DATA ENTRIES |
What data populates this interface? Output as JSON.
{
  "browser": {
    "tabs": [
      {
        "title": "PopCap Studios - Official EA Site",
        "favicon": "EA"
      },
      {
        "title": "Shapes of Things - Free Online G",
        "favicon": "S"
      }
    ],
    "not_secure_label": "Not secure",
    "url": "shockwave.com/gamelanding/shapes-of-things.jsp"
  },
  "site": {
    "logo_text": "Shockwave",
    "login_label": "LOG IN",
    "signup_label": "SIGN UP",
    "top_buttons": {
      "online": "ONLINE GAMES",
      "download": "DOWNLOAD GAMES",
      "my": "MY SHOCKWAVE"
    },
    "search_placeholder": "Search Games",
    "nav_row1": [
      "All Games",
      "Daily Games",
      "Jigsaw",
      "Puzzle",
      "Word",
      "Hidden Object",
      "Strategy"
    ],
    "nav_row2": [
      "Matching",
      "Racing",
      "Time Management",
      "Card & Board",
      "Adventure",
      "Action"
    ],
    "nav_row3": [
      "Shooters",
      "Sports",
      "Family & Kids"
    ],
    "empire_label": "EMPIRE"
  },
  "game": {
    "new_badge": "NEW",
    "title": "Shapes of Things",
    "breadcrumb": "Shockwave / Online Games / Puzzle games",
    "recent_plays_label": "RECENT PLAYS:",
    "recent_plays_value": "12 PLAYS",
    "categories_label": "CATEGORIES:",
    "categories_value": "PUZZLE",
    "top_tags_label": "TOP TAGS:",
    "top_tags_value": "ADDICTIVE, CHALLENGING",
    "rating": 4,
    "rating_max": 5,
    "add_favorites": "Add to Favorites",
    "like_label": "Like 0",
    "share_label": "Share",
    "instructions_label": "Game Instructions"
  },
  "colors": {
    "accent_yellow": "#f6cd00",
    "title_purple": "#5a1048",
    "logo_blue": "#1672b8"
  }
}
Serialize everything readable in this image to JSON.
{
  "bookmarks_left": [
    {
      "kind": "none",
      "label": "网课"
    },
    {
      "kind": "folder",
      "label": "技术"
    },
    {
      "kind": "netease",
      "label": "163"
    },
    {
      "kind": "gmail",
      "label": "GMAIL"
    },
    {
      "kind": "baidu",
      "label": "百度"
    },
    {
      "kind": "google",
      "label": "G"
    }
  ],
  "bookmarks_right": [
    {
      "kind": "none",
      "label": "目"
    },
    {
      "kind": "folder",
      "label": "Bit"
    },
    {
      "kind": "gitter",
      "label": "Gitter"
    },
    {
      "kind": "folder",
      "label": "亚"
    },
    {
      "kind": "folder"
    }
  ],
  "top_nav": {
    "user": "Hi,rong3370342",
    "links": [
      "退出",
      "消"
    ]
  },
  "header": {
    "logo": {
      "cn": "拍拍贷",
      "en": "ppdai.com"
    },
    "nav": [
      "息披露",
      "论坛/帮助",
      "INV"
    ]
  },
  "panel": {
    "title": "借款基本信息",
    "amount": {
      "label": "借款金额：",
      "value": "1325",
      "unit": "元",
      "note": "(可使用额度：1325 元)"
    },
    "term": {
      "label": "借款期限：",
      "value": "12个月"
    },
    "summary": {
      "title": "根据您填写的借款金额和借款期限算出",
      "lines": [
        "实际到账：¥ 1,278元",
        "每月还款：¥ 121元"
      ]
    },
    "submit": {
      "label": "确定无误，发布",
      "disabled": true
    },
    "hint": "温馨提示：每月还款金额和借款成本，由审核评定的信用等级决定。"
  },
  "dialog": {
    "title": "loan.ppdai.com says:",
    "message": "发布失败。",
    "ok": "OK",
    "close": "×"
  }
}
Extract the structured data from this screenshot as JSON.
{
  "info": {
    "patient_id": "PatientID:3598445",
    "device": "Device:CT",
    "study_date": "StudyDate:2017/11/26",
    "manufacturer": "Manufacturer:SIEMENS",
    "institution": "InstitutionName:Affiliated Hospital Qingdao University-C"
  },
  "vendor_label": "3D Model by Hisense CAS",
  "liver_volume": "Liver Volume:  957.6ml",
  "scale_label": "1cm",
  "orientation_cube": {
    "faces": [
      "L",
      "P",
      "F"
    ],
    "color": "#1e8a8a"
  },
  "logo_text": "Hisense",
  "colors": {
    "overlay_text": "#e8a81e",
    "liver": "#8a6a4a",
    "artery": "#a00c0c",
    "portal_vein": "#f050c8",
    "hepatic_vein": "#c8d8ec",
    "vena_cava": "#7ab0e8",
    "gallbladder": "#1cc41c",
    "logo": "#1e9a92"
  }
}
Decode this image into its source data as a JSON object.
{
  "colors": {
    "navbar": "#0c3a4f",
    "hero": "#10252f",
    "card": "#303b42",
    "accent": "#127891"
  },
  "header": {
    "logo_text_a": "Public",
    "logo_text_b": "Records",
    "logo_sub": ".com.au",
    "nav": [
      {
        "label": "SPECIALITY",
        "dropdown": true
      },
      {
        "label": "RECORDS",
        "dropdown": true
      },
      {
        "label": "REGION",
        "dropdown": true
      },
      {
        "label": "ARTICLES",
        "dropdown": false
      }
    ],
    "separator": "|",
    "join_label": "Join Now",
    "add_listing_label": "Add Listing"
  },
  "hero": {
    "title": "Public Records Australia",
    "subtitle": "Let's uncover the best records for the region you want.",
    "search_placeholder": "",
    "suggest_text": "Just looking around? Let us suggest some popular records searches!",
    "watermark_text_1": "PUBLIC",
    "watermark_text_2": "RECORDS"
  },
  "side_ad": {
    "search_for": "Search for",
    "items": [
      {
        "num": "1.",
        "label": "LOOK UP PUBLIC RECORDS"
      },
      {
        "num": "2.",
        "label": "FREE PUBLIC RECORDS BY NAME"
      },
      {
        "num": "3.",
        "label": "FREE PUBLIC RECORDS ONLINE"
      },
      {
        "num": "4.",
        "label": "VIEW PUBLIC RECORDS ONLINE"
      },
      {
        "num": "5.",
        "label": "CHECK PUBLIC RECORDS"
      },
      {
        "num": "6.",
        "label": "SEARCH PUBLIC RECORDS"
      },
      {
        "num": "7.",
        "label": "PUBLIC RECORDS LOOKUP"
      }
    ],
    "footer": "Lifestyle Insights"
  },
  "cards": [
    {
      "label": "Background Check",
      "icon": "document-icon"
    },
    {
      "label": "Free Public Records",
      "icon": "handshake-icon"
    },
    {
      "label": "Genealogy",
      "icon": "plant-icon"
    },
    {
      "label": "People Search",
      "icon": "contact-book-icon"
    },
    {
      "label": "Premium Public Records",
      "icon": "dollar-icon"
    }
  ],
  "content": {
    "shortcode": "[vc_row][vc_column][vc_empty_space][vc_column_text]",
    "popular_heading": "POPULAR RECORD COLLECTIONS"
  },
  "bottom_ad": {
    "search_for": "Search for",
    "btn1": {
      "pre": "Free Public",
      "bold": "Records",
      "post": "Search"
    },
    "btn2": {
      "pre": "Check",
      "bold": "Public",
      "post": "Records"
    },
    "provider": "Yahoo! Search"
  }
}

WHAT NEEDS TO BE DONE | Quote the material exactly, leaving nothing out.

SOLUTION TO THIS PROBLEM |
What data populates this interface? Output as JSON.
{
  "browser": {
    "tabs": [
      {
        "title": "PopCap Studios - Official EA Site",
        "favicon": "EA"
      },
      {
        "title": "Shapes of Things - Free Online G",
        "favicon": "S"
      }
    ],
    "not_secure_label": "Not secure",
    "url": "shockwave.com/gamelanding/shapes-of-things.jsp"
  },
  "site": {
    "logo_text": "Shockwave",
    "login_label": "LOG IN",
    "signup_label": "SIGN UP",
    "top_buttons": {
      "online": "ONLINE GAMES",
      "download": "DOWNLOAD GAMES",
      "my": "MY SHOCKWAVE"
    },
    "search_placeholder": "Search Games",
    "nav_row1": [
      "All Games",
      "Daily Games",
      "Jigsaw",
      "Puzzle",
      "Word",
      "Hidden Object",
      "Strategy"
    ],
    "nav_row2": [
      "Matching",
      "Racing",
      "Time Management",
      "Card & Board",
      "Adventure",
      "Action"
    ],
    "nav_row3": [
      "Shooters",
      "Sports",
      "Family & Kids"
    ],
    "empire_label": "EMPIRE"
  },
  "game": {
    "new_badge": "NEW",
    "title": "Shapes of Things",
    "breadcrumb": "Shockwave / Online Games / Puzzle games",
    "recent_plays_label": "RECENT PLAYS:",
    "recent_plays_value": "12 PLAYS",
    "categories_label": "CATEGORIES:",
    "categories_value": "PUZZLE",
    "top_tags_label": "TOP TAGS:",
    "top_tags_value": "ADDICTIVE, CHALLENGING",
    "rating": 4,
    "rating_max": 5,
    "add_favorites": "Add to Favorites",
    "like_label": "Like 0",
    "share_label": "Share",
    "instructions_label": "Game Instructions"
  },
  "colors": {
    "accent_yellow": "#f6cd00",
    "title_purple": "#5a1048",
    "logo_blue": "#1672b8"
  }
}
Serialize everything readable in this image to JSON.
{
  "bookmarks_left": [
    {
      "kind": "none",
      "label": "网课"
    },
    {
      "kind": "folder",
      "label": "技术"
    },
    {
      "kind": "netease",
      "label": "163"
    },
    {
      "kind": "gmail",
      "label": "GMAIL"
    },
    {
      "kind": "baidu",
      "label": "百度"
    },
    {
      "kind": "google",
      "label": "G"
    }
  ],
  "bookmarks_right": [
    {
      "kind": "none",
      "label": "目"
    },
    {
      "kind": "folder",
      "label": "Bit"
    },
    {
      "kind": "gitter",
      "label": "Gitter"
    },
    {
      "kind": "folder",
      "label": "亚"
    },
    {
      "kind": "folder"
    }
  ],
  "top_nav": {
    "user": "Hi,rong3370342",
    "links": [
      "退出",
      "消"
    ]
  },
  "header": {
    "logo": {
      "cn": "拍拍贷",
      "en": "ppdai.com"
    },
    "nav": [
      "息披露",
      "论坛/帮助",
      "INV"
    ]
  },
  "panel": {
    "title": "借款基本信息",
    "amount": {
      "label": "借款金额：",
      "value": "1325",
      "unit": "元",
      "note": "(可使用额度：1325 元)"
    },
    "term": {
      "label": "借款期限：",
      "value": "12个月"
    },
    "summary": {
      "title": "根据您填写的借款金额和借款期限算出",
      "lines": [
        "实际到账：¥ 1,278元",
        "每月还款：¥ 121元"
      ]
    },
    "submit": {
      "label": "确定无误，发布",
      "disabled": true
    },
    "hint": "温馨提示：每月还款金额和借款成本，由审核评定的信用等级决定。"
  },
  "dialog": {
    "title": "loan.ppdai.com says:",
    "message": "发布失败。",
    "ok": "OK",
    "close": "×"
  }
}
Extract the structured data from this screenshot as JSON.
{
  "info": {
    "patient_id": "PatientID:3598445",
    "device": "Device:CT",
    "study_date": "StudyDate:2017/11/26",
    "manufacturer": "Manufacturer:SIEMENS",
    "institution": "InstitutionName:Affiliated Hospital Qingdao University-C"
  },
  "vendor_label": "3D Model by Hisense CAS",
  "liver_volume": "Liver Volume:  957.6ml",
  "scale_label": "1cm",
  "orientation_cube": {
    "faces": [
      "L",
      "P",
      "F"
    ],
    "color": "#1e8a8a"
  },
  "logo_text": "Hisense",
  "colors": {
    "overlay_text": "#e8a81e",
    "liver": "#8a6a4a",
    "artery": "#a00c0c",
    "portal_vein": "#f050c8",
    "hepatic_vein": "#c8d8ec",
    "vena_cava": "#7ab0e8",
    "gallbladder": "#1cc41c",
    "logo": "#1e9a92"
  }
}
Decode this image into its source data as a JSON object.
{
  "colors": {
    "navbar": "#0c3a4f",
    "hero": "#10252f",
    "card": "#303b42",
    "accent": "#127891"
  },
  "header": {
    "logo_text_a": "Public",
    "logo_text_b": "Records",
    "logo_sub": ".com.au",
    "nav": [
      {
        "label": "SPECIALITY",
        "dropdown": true
      },
      {
        "label": "RECORDS",
        "dropdown": true
      },
      {
        "label": "REGION",
        "dropdown": true
      },
      {
        "label": "ARTICLES",
        "dropdown": false
      }
    ],
    "separator": "|",
    "join_label": "Join Now",
    "add_listing_label": "Add Listing"
  },
  "hero": {
    "title": "Public Records Australia",
    "subtitle": "Let's uncover the best records for the region you want.",
    "search_placeholder": "",
    "suggest_text": "Just looking around? Let us suggest some popular records searches!",
    "watermark_text_1": "PUBLIC",
    "watermark_text_2": "RECORDS"
  },
  "side_ad": {
    "search_for": "Search for",
    "items": [
      {
        "num": "1.",
        "label": "LOOK UP PUBLIC RECORDS"
      },
      {
        "num": "2.",
        "label": "FREE PUBLIC RECORDS BY NAME"
      },
      {
        "num": "3.",
        "label": "FREE PUBLIC RECORDS ONLINE"
      },
      {
        "num": "4.",
        "label": "VIEW PUBLIC RECORDS ONLINE"
      },
      {
        "num": "5.",
        "label": "CHECK PUBLIC RECORDS"
      },
      {
        "num": "6.",
        "label": "SEARCH PUBLIC RECORDS"
      },
      {
        "num": "7.",
        "label": "PUBLIC RECORDS LOOKUP"
      }
    ],
    "footer": "Lifestyle Insights"
  },
  "cards": [
    {
      "label": "Background Check",
      "icon": "document-icon"
    },
    {
      "label": "Free Public Records",
      "icon": "handshake-icon"
    },
    {
      "label": "Genealogy",
      "icon": "plant-icon"
    },
    {
      "label": "People Search",
      "icon": "contact-book-icon"
    },
    {
      "label": "Premium Public Records",
      "icon": "dollar-icon"
    }
  ],
  "content": {
    "shortcode": "[vc_row][vc_column][vc_empty_space][vc_column_text]",
    "popular_heading": "POPULAR RECORD COLLECTIONS"
  },
  "bottom_ad": {
    "search_for": "Search for",
    "btn1": {
      "pre": "Free Public",
      "bold": "Records",
      "post": "Search"
    },
    "btn2": {
      "pre": "Check",
      "bold": "Public",
      "post": "Records"
    },
    "provider": "Yahoo! Search"
  }
}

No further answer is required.